§ **Your objective**
Please write the listing below out again exactly, leaving every picture behind.

= = =

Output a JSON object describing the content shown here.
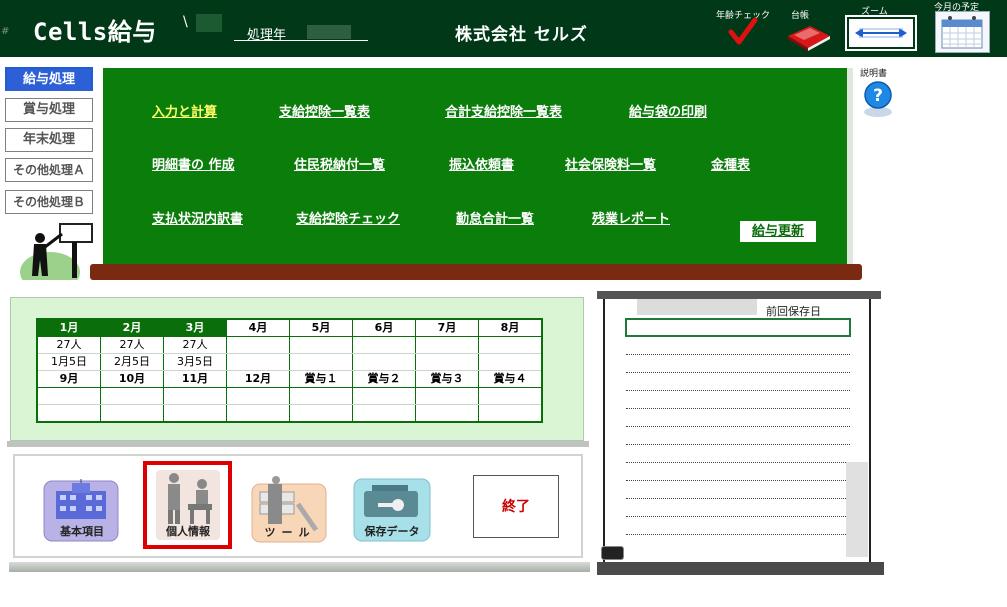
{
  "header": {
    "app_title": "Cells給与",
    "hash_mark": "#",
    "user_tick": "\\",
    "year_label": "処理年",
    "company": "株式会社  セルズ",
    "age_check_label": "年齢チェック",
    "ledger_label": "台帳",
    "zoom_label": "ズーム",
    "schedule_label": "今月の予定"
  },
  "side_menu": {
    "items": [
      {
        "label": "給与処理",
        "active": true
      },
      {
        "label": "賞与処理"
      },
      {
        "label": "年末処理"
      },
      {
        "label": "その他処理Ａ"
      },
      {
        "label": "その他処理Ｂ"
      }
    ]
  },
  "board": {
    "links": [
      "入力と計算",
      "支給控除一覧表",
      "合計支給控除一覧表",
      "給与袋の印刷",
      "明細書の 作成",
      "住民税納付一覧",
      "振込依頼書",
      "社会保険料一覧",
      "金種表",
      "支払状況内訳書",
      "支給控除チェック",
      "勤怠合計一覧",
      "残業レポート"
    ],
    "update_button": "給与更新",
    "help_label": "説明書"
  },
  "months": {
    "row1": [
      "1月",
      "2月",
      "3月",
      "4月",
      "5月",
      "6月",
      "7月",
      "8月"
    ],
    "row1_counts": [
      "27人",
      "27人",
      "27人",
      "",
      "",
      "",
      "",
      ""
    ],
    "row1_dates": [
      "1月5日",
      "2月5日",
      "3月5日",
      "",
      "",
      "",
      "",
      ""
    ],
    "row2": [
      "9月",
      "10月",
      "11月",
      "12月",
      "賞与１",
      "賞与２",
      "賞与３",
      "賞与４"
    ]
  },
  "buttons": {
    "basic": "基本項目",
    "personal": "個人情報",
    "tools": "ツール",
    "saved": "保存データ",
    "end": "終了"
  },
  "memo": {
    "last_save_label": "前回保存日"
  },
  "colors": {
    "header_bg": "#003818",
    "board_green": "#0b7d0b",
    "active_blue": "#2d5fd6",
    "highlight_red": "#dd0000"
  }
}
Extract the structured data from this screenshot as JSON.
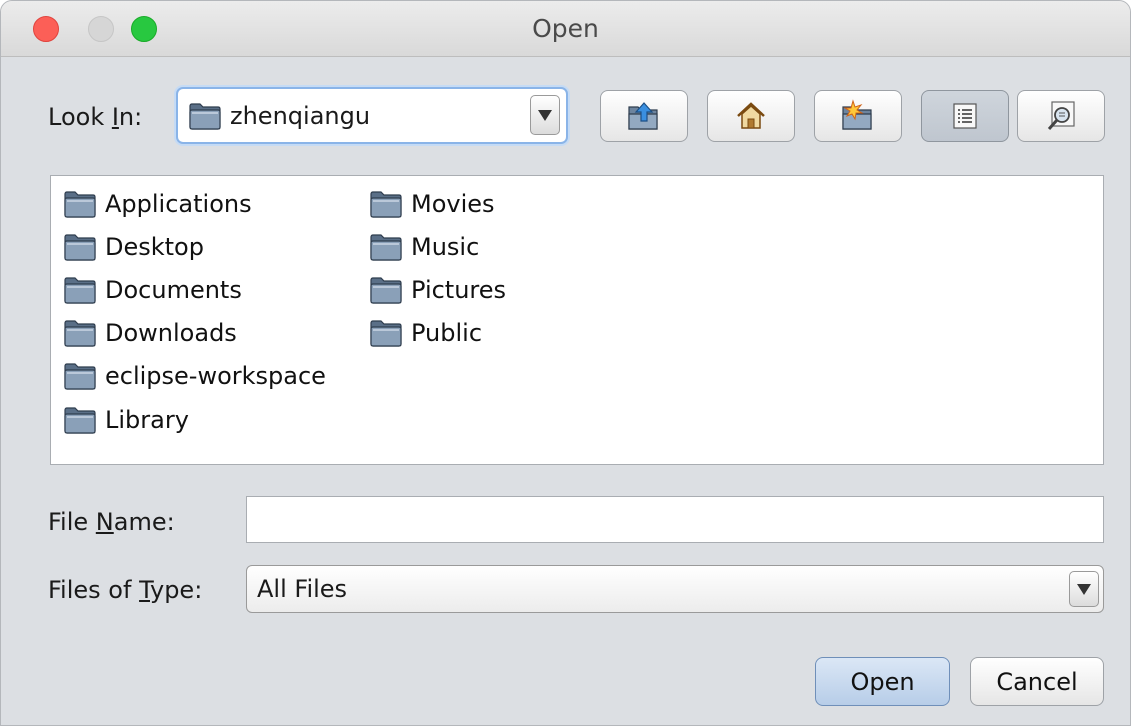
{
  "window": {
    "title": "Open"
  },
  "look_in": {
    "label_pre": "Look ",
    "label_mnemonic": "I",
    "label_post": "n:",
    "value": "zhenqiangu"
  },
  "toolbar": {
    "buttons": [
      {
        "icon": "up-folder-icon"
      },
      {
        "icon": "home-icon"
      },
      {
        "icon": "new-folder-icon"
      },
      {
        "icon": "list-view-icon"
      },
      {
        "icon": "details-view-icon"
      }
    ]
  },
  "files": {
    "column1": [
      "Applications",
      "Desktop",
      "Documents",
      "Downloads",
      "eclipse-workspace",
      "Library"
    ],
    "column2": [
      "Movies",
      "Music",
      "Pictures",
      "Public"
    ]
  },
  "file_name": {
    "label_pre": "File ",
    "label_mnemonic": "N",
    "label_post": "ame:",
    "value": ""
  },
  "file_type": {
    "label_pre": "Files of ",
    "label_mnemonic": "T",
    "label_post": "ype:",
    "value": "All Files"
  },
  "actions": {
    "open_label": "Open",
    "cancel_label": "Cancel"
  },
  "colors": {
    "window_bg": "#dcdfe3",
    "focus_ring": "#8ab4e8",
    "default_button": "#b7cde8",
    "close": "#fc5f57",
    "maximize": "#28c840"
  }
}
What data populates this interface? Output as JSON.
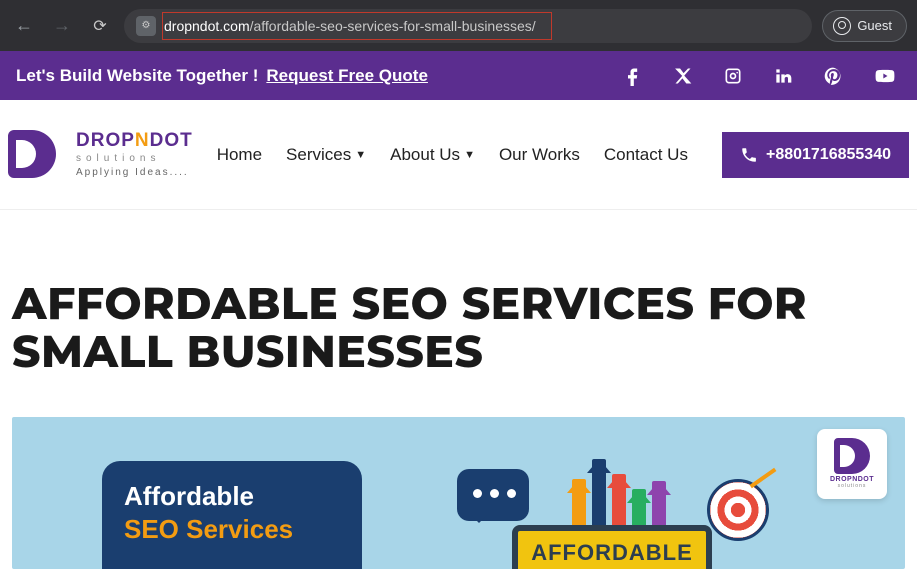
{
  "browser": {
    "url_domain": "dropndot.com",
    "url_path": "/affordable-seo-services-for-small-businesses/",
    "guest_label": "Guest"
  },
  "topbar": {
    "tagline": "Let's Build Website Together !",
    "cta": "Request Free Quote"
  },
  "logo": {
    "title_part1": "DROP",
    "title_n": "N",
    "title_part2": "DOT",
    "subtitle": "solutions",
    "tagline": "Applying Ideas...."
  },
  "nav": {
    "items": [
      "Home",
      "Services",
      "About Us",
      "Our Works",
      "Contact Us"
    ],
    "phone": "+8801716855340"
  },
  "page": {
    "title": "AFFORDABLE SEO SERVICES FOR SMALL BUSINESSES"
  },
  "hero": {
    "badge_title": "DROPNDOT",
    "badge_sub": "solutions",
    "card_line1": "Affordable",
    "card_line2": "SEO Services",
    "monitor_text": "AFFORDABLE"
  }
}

= = =

§ **Response to this task**
Output a JSON object describing the content shown here.
{
  "header": {
    "app_title": "Cells給与",
    "hash_mark": "#",
    "user_tick": "\\",
    "year_label": "処理年",
    "company": "株式会社  セルズ",
    "age_check_label": "年齢チェック",
    "ledger_label": "台帳",
    "zoom_label": "ズーム",
    "schedule_label": "今月の予定"
  },
  "side_menu": {
    "items": [
      {
        "label": "給与処理",
        "active": true
      },
      {
        "label": "賞与処理"
      },
      {
        "label": "年末処理"
      },
      {
        "label": "その他処理Ａ"
      },
      {
        "label": "その他処理Ｂ"
      }
    ]
  },
  "board": {
    "links": [
      "入力と計算",
      "支給控除一覧表",
      "合計支給控除一覧表",
      "給与袋の印刷",
      "明細書の 作成",
      "住民税納付一覧",
      "振込依頼書",
      "社会保険料一覧",
      "金種表",
      "支払状況内訳書",
      "支給控除チェック",
      "勤怠合計一覧",
      "残業レポート"
    ],
    "update_button": "給与更新",
    "help_label": "説明書"
  },
  "months": {
    "row1": [
      "1月",
      "2月",
      "3月",
      "4月",
      "5月",
      "6月",
      "7月",
      "8月"
    ],
    "row1_counts": [
      "27人",
      "27人",
      "27人",
      "",
      "",
      "",
      "",
      ""
    ],
    "row1_dates": [
      "1月5日",
      "2月5日",
      "3月5日",
      "",
      "",
      "",
      "",
      ""
    ],
    "row2": [
      "9月",
      "10月",
      "11月",
      "12月",
      "賞与１",
      "賞与２",
      "賞与３",
      "賞与４"
    ]
  },
  "buttons": {
    "basic": "基本項目",
    "personal": "個人情報",
    "tools": "ツール",
    "saved": "保存データ",
    "end": "終了"
  },
  "memo": {
    "last_save_label": "前回保存日"
  },
  "colors": {
    "header_bg": "#003818",
    "board_green": "#0b7d0b",
    "active_blue": "#2d5fd6",
    "highlight_red": "#dd0000"
  }
}
Extract the structured data from this screenshot as JSON.
{
  "window": {
    "title": "Open"
  },
  "look_in": {
    "label_pre": "Look ",
    "label_mnemonic": "I",
    "label_post": "n:",
    "value": "zhenqiangu"
  },
  "toolbar": {
    "buttons": [
      {
        "icon": "up-folder-icon"
      },
      {
        "icon": "home-icon"
      },
      {
        "icon": "new-folder-icon"
      },
      {
        "icon": "list-view-icon"
      },
      {
        "icon": "details-view-icon"
      }
    ]
  },
  "files": {
    "column1": [
      "Applications",
      "Desktop",
      "Documents",
      "Downloads",
      "eclipse-workspace",
      "Library"
    ],
    "column2": [
      "Movies",
      "Music",
      "Pictures",
      "Public"
    ]
  },
  "file_name": {
    "label_pre": "File ",
    "label_mnemonic": "N",
    "label_post": "ame:",
    "value": ""
  },
  "file_type": {
    "label_pre": "Files of ",
    "label_mnemonic": "T",
    "label_post": "ype:",
    "value": "All Files"
  },
  "actions": {
    "open_label": "Open",
    "cancel_label": "Cancel"
  },
  "colors": {
    "window_bg": "#dcdfe3",
    "focus_ring": "#8ab4e8",
    "default_button": "#b7cde8",
    "close": "#fc5f57",
    "maximize": "#28c840"
  }
}
What data populates this interface? Output as JSON.
{
  "browser": {
    "url_domain": "dropndot.com",
    "url_path": "/affordable-seo-services-for-small-businesses/",
    "guest_label": "Guest"
  },
  "topbar": {
    "tagline": "Let's Build Website Together !",
    "cta": "Request Free Quote"
  },
  "logo": {
    "title_part1": "DROP",
    "title_n": "N",
    "title_part2": "DOT",
    "subtitle": "solutions",
    "tagline": "Applying Ideas...."
  },
  "nav": {
    "items": [
      "Home",
      "Services",
      "About Us",
      "Our Works",
      "Contact Us"
    ],
    "phone": "+8801716855340"
  },
  "page": {
    "title": "AFFORDABLE SEO SERVICES FOR SMALL BUSINESSES"
  },
  "hero": {
    "badge_title": "DROPNDOT",
    "badge_sub": "solutions",
    "card_line1": "Affordable",
    "card_line2": "SEO Services",
    "monitor_text": "AFFORDABLE"
  }
}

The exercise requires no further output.